* _Prompt_:
Output each entry that follows exactly. Images stay out.

* _Data excerpts_:
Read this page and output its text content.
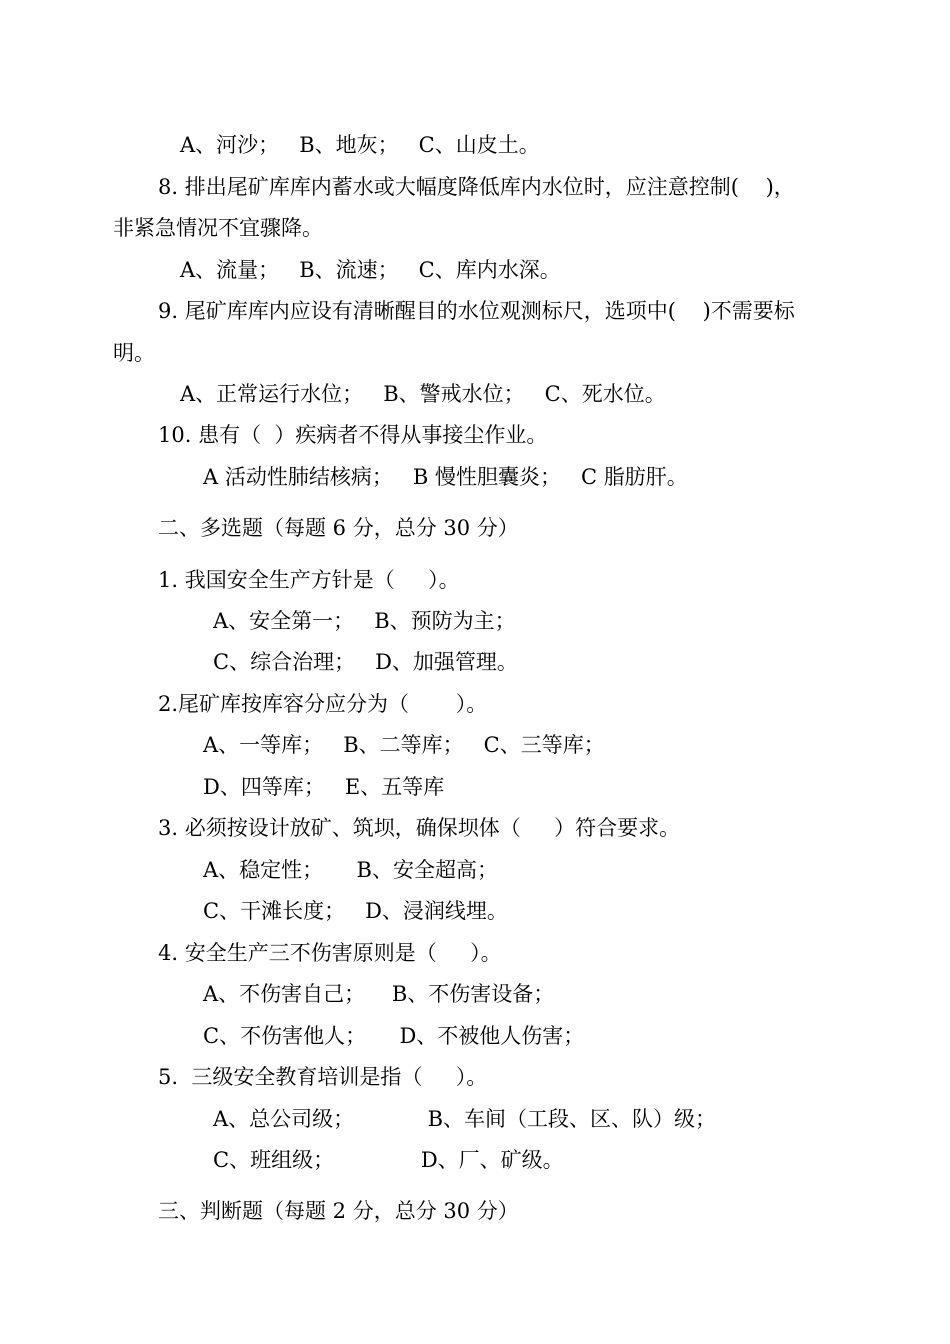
A、河沙；   B、地灰；   C、山皮土。
8. 排出尾矿库库内蓄水或大幅度降低库内水位时，应注意控制(    )，
非紧急情况不宜骤降。
A、流量；   B、流速；   C、库内水深。
9. 尾矿库库内应设有清晰醒目的水位观测标尺，选项中(    )不需要标
明。
A、正常运行水位；   B、警戒水位；   C、死水位。
10. 患有（  ）疾病者不得从事接尘作业。
A 活动性肺结核病；   B 慢性胆囊炎；   C 脂肪肝。
二、多选题（每题 6 分，总分 30 分）
1. 我国安全生产方针是（     ）。
A、安全第一；   B、预防为主；
C、综合治理；   D、加强管理。
2.尾矿库按库容分应分为（       ）。
A、一等库；   B、二等库；   C、三等库；
D、四等库；   E、五等库
3. 必须按设计放矿、筑坝，确保坝体（     ）符合要求。
A、稳定性；     B、安全超高；
C、干滩长度；   D、浸润线埋。
4. 安全生产三不伤害原则是（     ）。
A、不伤害自己；    B、不伤害设备；
C、不伤害他人；     D、不被他人伤害；
5.  三级安全教育培训是指（     ）。
A、总公司级；           B、车间（工段、区、队）级；
C、班组级；             D、厂、矿级。
三、判断题（每题 2 分，总分 30 分）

* _Full answer_:
Read this page and output its text content.
A、河沙；   B、地灰；   C、山皮土。
8. 排出尾矿库库内蓄水或大幅度降低库内水位时，应注意控制(    )，
非紧急情况不宜骤降。
A、流量；   B、流速；   C、库内水深。
9. 尾矿库库内应设有清晰醒目的水位观测标尺，选项中(    )不需要标
明。
A、正常运行水位；   B、警戒水位；   C、死水位。
10. 患有（  ）疾病者不得从事接尘作业。
A 活动性肺结核病；   B 慢性胆囊炎；   C 脂肪肝。
二、多选题（每题 6 分，总分 30 分）
1. 我国安全生产方针是（     ）。
A、安全第一；   B、预防为主；
C、综合治理；   D、加强管理。
2.尾矿库按库容分应分为（       ）。
A、一等库；   B、二等库；   C、三等库；
D、四等库；   E、五等库
3. 必须按设计放矿、筑坝，确保坝体（     ）符合要求。
A、稳定性；     B、安全超高；
C、干滩长度；   D、浸润线埋。
4. 安全生产三不伤害原则是（     ）。
A、不伤害自己；    B、不伤害设备；
C、不伤害他人；     D、不被他人伤害；
5.  三级安全教育培训是指（     ）。
A、总公司级；           B、车间（工段、区、队）级；
C、班组级；             D、厂、矿级。
三、判断题（每题 2 分，总分 30 分）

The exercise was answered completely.